**PASSAGE**
•••••

Re: [PATCH] random_normal function

From: Tom Lane <tgl(at)sss(dot)pgh(dot)pa(dot)us>
To: Dean Rasheed <dean(dot)a(dot)rasheed(at)gmail(dot)com>
Cc: Paul Ramsey <pramsey(at)cleverelephant(dot)ca>, Fabien COELHO <coelho(at)cri(dot)ensmp(dot)fr>, Michael Paquier <michael(at)paquier(dot)xyz>, Justin Pryzby <pryzby(at)telsasoft(dot)com>, pgsql-hackers(at)postgresql(dot)org
Subject: Re: [PATCH] random_normal function
Date: 2023-01-09 23:38:39
Message-ID: 67201.1673307519@sss.pgh.pa.us
Views: Raw Message | Whole Thread | Download mbox | Resend email
Thread:
Lists: pgsql-hackers

Dean Rasheed <dean(dot)a(dot)rasheed(at)gmail(dot)com> writes:
> On Mon, 9 Jan 2023 at 18:52, Tom Lane <tgl(at)sss(dot)pgh(dot)pa(dot)us> wrote:
>> (We could probably go further
>> than this, like trying to verify distribution properties. But
>> it's been too long since college statistics for me to want to
>> write such tests myself, and I'm not real sure we need them.)

> I played around with the Kolmogorov–Smirnov test, to test random() for
> uniformity. The following passes roughly 99.9% of the time:

Ah, cool, thanks for this code.

•••••

**DATA SEGMENT**
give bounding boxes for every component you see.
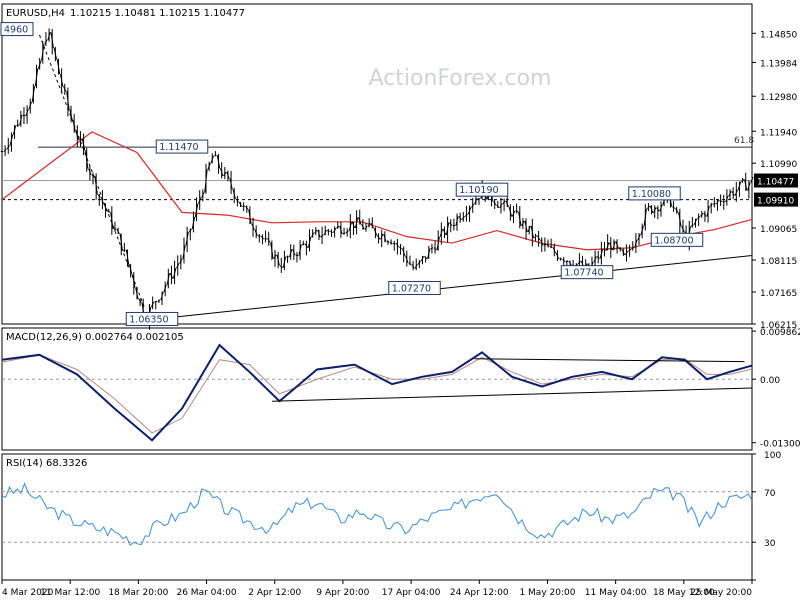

•••••

**WHAT YOU WILL DO**
a. List the people named in the Cc field of the random_normal patch email.
b. Continue the random_normal patch email, picking up after its final sentence.

**EXPECTED RESPONSES**
a. Paul Ramsey, Fabien COELHO, Michael Paquier, Justin Pryzby

b.
> With a one-in-a-thousand chance of failing, if you wanted something
> with around a one-in-a-billion chance of failing, you could just try
> it 3 times:
> SELECT ks_test_uniform_random() OR
> ks_test_uniform_random() OR
> ks_test_uniform_random();
> but it feels pretty hacky, and probably not really necessary.

That seems like a good way, because I'm not satisfied with
one-in-a-thousand odds if we want to remove the "ignore" marker.
It's still plenty fast enough: on my machine, the v2 patch below
takes about 19ms, versus 22ms for the script as it stands in HEAD.

> Rigorous tests for other distributions are harder, but also probably
> not necessary if we have confidence that the underlying PRNG is
> uniform.

Agreed.

>> BTW, if this does bring the probability of failure down to the
>> one-in-a-billion range, I think we could also nuke the whole
>> "ignore:" business, simplifying pg_regress and allowing the
>> random test to be run in parallel with others.

> I didn't check the one-in-a-billion claim, but +1 for that.

I realized that we do already run random in a parallel group;
the "ignore: random" line in parallel_schedule just marks it
as failure-ignorable, it doesn't schedule it. (The comment is a
bit misleading about this, but I want to remove that not rewrite it.)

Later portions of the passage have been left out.